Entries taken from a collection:
* Begin *

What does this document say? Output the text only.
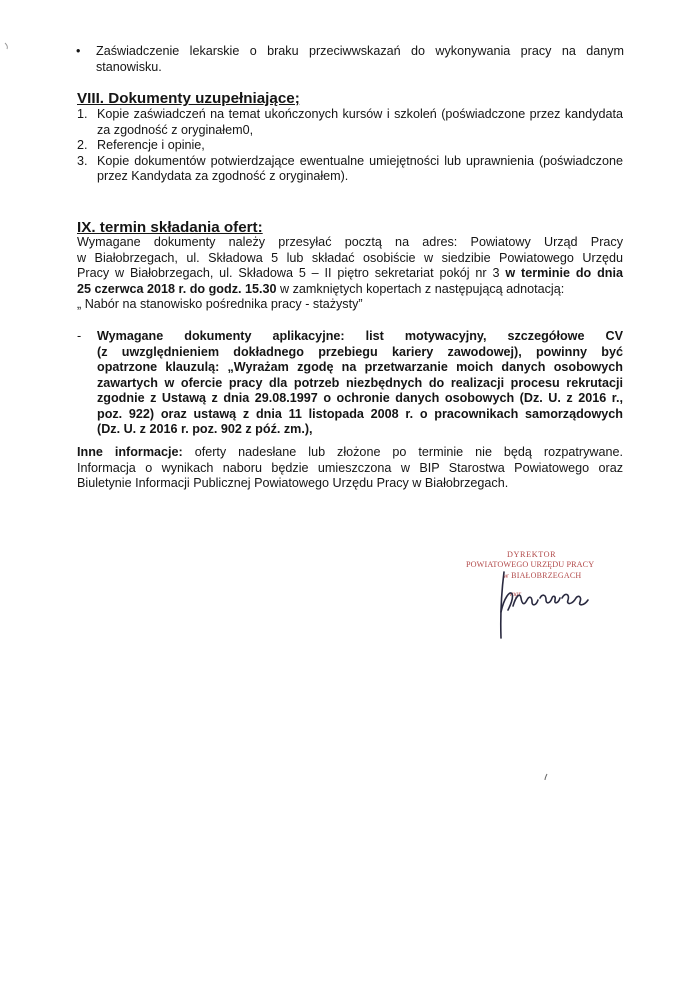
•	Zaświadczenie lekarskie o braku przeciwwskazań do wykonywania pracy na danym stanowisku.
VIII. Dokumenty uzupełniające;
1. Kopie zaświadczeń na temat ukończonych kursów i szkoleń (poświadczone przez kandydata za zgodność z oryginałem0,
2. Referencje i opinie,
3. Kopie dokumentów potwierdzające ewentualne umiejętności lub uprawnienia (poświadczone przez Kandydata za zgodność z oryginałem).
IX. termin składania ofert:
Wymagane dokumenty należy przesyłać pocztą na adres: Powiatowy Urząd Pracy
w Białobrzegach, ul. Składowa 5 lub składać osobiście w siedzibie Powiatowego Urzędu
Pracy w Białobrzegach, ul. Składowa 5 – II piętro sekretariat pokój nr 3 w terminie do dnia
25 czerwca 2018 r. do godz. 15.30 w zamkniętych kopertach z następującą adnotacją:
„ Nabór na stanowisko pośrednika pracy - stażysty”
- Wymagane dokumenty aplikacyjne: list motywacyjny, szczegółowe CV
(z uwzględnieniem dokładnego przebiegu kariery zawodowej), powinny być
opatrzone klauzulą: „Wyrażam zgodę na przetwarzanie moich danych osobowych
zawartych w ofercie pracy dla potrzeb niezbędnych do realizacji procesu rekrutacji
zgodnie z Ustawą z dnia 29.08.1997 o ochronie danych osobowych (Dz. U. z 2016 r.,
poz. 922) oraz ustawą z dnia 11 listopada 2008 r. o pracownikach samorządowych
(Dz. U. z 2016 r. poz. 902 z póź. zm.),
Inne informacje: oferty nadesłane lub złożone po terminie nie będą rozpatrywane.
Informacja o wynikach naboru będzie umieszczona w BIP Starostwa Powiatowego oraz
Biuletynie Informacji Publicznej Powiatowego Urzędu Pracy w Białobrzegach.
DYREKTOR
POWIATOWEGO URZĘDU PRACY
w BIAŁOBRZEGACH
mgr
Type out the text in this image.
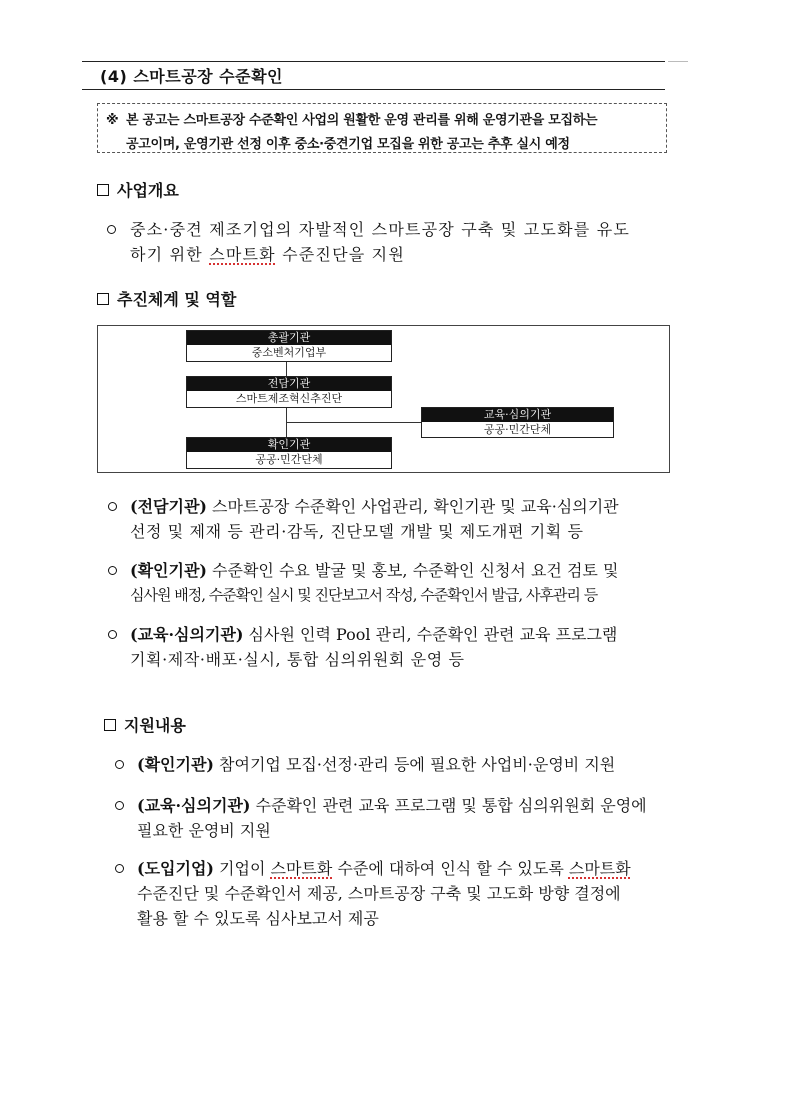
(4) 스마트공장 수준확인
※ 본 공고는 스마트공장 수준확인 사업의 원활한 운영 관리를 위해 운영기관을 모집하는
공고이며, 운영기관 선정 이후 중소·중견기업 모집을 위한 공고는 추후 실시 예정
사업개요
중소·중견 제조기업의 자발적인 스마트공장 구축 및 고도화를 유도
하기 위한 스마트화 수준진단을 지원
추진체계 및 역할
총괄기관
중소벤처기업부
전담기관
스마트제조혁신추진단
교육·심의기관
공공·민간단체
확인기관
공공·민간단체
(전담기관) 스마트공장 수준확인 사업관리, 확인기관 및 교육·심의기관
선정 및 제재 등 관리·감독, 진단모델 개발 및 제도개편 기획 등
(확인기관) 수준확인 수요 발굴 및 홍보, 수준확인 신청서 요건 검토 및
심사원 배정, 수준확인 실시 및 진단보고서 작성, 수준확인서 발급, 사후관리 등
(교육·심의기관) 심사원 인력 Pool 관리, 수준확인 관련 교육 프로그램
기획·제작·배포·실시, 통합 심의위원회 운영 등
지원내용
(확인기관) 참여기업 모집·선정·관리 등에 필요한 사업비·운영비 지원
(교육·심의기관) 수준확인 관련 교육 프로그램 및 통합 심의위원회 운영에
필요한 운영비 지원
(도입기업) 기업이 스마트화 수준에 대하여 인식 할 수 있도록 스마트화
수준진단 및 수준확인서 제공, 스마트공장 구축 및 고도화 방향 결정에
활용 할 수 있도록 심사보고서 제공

* End *
* Begin *

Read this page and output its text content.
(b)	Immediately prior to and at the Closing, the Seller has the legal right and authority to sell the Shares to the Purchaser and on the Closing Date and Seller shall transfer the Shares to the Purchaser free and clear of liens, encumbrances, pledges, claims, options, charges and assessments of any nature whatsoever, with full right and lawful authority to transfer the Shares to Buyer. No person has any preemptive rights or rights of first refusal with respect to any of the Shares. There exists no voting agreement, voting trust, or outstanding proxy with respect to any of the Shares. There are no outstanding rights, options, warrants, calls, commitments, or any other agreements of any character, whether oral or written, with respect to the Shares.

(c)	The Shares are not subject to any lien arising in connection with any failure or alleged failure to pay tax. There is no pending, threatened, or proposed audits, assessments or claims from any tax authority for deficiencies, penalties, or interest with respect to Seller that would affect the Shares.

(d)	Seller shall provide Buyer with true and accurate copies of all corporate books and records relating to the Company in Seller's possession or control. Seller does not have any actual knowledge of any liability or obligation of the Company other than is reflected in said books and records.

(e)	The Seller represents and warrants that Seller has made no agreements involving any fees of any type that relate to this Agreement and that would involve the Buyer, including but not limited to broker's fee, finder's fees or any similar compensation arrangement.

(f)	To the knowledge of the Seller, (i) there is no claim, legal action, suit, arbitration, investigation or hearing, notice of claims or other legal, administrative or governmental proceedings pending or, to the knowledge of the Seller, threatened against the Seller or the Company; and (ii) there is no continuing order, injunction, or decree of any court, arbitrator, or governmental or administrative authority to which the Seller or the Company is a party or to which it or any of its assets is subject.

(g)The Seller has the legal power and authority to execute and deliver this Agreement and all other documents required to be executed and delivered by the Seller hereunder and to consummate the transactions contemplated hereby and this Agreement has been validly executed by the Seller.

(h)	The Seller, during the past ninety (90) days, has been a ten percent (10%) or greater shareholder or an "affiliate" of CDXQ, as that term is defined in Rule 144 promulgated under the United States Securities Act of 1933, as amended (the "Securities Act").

* End *
* Begin *

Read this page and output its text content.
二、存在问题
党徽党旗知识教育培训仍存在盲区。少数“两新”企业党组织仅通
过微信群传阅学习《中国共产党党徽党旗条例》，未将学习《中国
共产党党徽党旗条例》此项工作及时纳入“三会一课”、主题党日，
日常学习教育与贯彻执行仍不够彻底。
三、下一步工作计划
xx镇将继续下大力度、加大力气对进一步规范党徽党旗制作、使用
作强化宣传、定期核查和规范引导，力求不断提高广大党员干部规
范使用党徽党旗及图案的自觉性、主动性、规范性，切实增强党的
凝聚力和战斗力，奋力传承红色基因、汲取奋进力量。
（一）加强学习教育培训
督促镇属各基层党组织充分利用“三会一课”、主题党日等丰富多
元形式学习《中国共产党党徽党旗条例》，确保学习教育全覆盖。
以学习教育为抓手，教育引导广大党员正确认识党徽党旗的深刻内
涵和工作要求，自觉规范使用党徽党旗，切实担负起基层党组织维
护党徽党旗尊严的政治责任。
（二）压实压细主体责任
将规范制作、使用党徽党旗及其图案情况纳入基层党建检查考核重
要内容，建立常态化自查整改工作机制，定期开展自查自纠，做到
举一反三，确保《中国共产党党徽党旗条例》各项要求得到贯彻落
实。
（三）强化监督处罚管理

* End *

- **What to do**:
Using the listing above, show every line that includes the string "Kopie".

- **Completed exercise**:
1. Kopie zaświadczeń na temat ukończonych kursów i szkoleń (poświadczone przez kandydata za zgodność z oryginałem0,
3. Kopie dokumentów potwierdzające ewentualne umiejętności lub uprawnienia (poświadczone przez Kandydata za zgodność z oryginałem).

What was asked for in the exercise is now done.